**SET PROBLEM:** Go through the listing and pick out each line with the word "fees" in it.

**TASK MATERIAL:**
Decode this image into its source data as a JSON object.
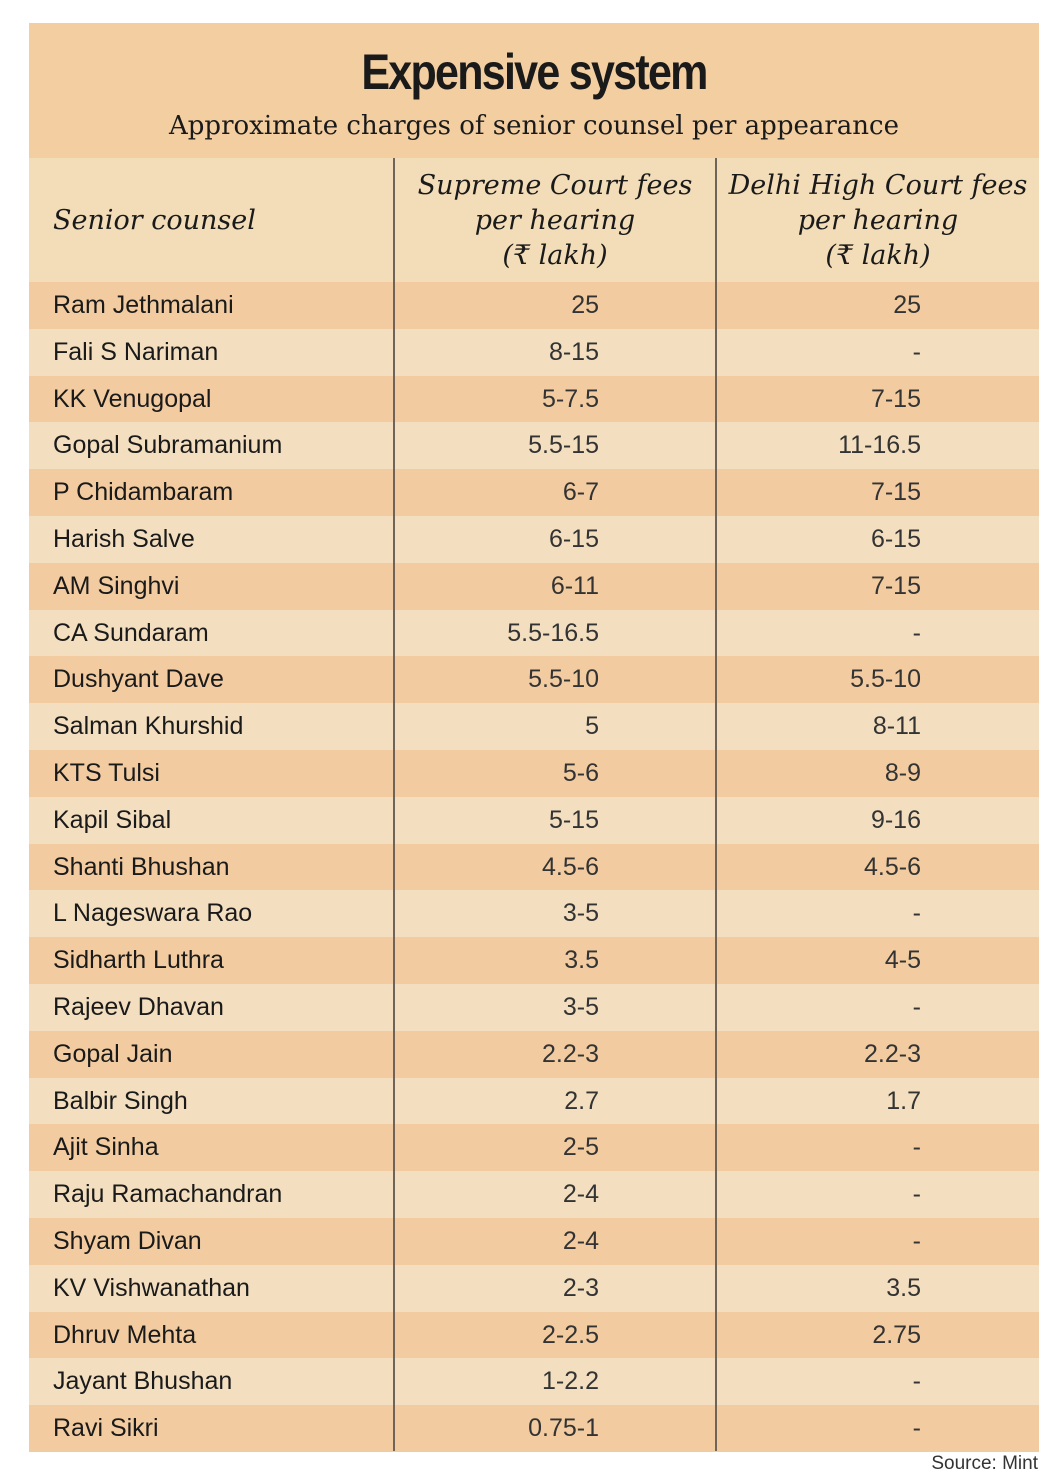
{
  "chart_data": {
    "type": "table",
    "title": "Expensive system",
    "subtitle": "Approximate charges of senior counsel per appearance",
    "columns": [
      "Senior counsel",
      [
        "Supreme Court fees",
        "per hearing",
        "(₹ lakh)"
      ],
      [
        "Delhi High Court fees",
        "per hearing",
        "(₹ lakh)"
      ]
    ],
    "rows": [
      {
        "name": "Ram Jethmalani",
        "sc": "25",
        "hc": "25"
      },
      {
        "name": "Fali S Nariman",
        "sc": "8-15",
        "hc": "-"
      },
      {
        "name": "KK Venugopal",
        "sc": "5-7.5",
        "hc": "7-15"
      },
      {
        "name": "Gopal Subramanium",
        "sc": "5.5-15",
        "hc": "11-16.5"
      },
      {
        "name": "P Chidambaram",
        "sc": "6-7",
        "hc": "7-15"
      },
      {
        "name": "Harish Salve",
        "sc": "6-15",
        "hc": "6-15"
      },
      {
        "name": "AM Singhvi",
        "sc": "6-11",
        "hc": "7-15"
      },
      {
        "name": "CA Sundaram",
        "sc": "5.5-16.5",
        "hc": "-"
      },
      {
        "name": "Dushyant Dave",
        "sc": "5.5-10",
        "hc": "5.5-10"
      },
      {
        "name": "Salman Khurshid",
        "sc": "5",
        "hc": "8-11"
      },
      {
        "name": "KTS Tulsi",
        "sc": "5-6",
        "hc": "8-9"
      },
      {
        "name": "Kapil Sibal",
        "sc": "5-15",
        "hc": "9-16"
      },
      {
        "name": "Shanti Bhushan",
        "sc": "4.5-6",
        "hc": "4.5-6"
      },
      {
        "name": "L Nageswara Rao",
        "sc": "3-5",
        "hc": "-"
      },
      {
        "name": "Sidharth Luthra",
        "sc": "3.5",
        "hc": "4-5"
      },
      {
        "name": "Rajeev Dhavan",
        "sc": "3-5",
        "hc": "-"
      },
      {
        "name": "Gopal Jain",
        "sc": "2.2-3",
        "hc": "2.2-3"
      },
      {
        "name": "Balbir Singh",
        "sc": "2.7",
        "hc": "1.7"
      },
      {
        "name": "Ajit Sinha",
        "sc": "2-5",
        "hc": "-"
      },
      {
        "name": "Raju Ramachandran",
        "sc": "2-4",
        "hc": "-"
      },
      {
        "name": "Shyam Divan",
        "sc": "2-4",
        "hc": "-"
      },
      {
        "name": "KV Vishwanathan",
        "sc": "2-3",
        "hc": "3.5"
      },
      {
        "name": "Dhruv Mehta",
        "sc": "2-2.5",
        "hc": "2.75"
      },
      {
        "name": "Jayant Bhushan",
        "sc": "1-2.2",
        "hc": "-"
      },
      {
        "name": "Ravi Sikri",
        "sc": "0.75-1",
        "hc": "-"
      }
    ],
    "source": "Source: Mint"
  },
  "colors": {
    "title_band": "#f2cea1",
    "row_dark": "#f2cca0",
    "row_light": "#f3dfbf",
    "divider": "#6e6458"
  }
}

**RESPONSE:**
        "Supreme Court fees",
        "Delhi High Court fees",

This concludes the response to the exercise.